Prompt: Would you output the whole listing below, exactly as it reads?
──────── Excerpted data
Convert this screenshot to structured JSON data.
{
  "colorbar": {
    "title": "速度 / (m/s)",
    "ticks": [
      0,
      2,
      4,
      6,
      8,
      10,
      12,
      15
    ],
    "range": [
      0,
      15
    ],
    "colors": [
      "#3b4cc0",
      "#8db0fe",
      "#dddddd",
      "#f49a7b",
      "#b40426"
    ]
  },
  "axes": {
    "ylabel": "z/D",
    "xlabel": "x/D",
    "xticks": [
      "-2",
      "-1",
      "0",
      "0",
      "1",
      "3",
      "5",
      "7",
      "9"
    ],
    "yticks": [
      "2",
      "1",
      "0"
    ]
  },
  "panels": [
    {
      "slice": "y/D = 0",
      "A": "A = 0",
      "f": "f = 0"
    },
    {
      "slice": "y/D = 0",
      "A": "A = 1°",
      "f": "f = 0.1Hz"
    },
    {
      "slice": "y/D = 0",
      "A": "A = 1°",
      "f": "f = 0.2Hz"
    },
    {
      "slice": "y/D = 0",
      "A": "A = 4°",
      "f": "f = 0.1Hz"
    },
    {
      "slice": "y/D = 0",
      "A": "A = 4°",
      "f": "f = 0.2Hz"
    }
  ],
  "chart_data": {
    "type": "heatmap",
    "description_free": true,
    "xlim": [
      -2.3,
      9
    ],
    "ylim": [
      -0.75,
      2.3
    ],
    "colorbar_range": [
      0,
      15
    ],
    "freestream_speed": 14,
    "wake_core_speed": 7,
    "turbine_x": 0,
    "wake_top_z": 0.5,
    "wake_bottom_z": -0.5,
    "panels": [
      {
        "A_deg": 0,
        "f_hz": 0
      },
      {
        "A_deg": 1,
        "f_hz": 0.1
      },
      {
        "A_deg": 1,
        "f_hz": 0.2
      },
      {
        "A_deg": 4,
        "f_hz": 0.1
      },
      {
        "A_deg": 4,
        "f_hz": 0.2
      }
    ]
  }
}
────────────────
Written answer:
Convert this screenshot to structured JSON data.
{
  "colorbar": {
    "title": "速度 / (m/s)",
    "ticks": [
      0,
      2,
      4,
      6,
      8,
      10,
      12,
      15
    ],
    "range": [
      0,
      15
    ],
    "colors": [
      "#3b4cc0",
      "#8db0fe",
      "#dddddd",
      "#f49a7b",
      "#b40426"
    ]
  },
  "axes": {
    "ylabel": "z/D",
    "xlabel": "x/D",
    "xticks": [
      "-2",
      "-1",
      "0",
      "0",
      "1",
      "3",
      "5",
      "7",
      "9"
    ],
    "yticks": [
      "2",
      "1",
      "0"
    ]
  },
  "panels": [
    {
      "slice": "y/D = 0",
      "A": "A = 0",
      "f": "f = 0"
    },
    {
      "slice": "y/D = 0",
      "A": "A = 1°",
      "f": "f = 0.1Hz"
    },
    {
      "slice": "y/D = 0",
      "A": "A = 1°",
      "f": "f = 0.2Hz"
    },
    {
      "slice": "y/D = 0",
      "A": "A = 4°",
      "f": "f = 0.1Hz"
    },
    {
      "slice": "y/D = 0",
      "A": "A = 4°",
      "f": "f = 0.2Hz"
    }
  ],
  "chart_data": {
    "type": "heatmap",
    "description_free": true,
    "xlim": [
      -2.3,
      9
    ],
    "ylim": [
      -0.75,
      2.3
    ],
    "colorbar_range": [
      0,
      15
    ],
    "freestream_speed": 14,
    "wake_core_speed": 7,
    "turbine_x": 0,
    "wake_top_z": 0.5,
    "wake_bottom_z": -0.5,
    "panels": [
      {
        "A_deg": 0,
        "f_hz": 0
      },
      {
        "A_deg": 1,
        "f_hz": 0.1
      },
      {
        "A_deg": 1,
        "f_hz": 0.2
      },
      {
        "A_deg": 4,
        "f_hz": 0.1
      },
      {
        "A_deg": 4,
        "f_hz": 0.2
      }
    ]
  }
}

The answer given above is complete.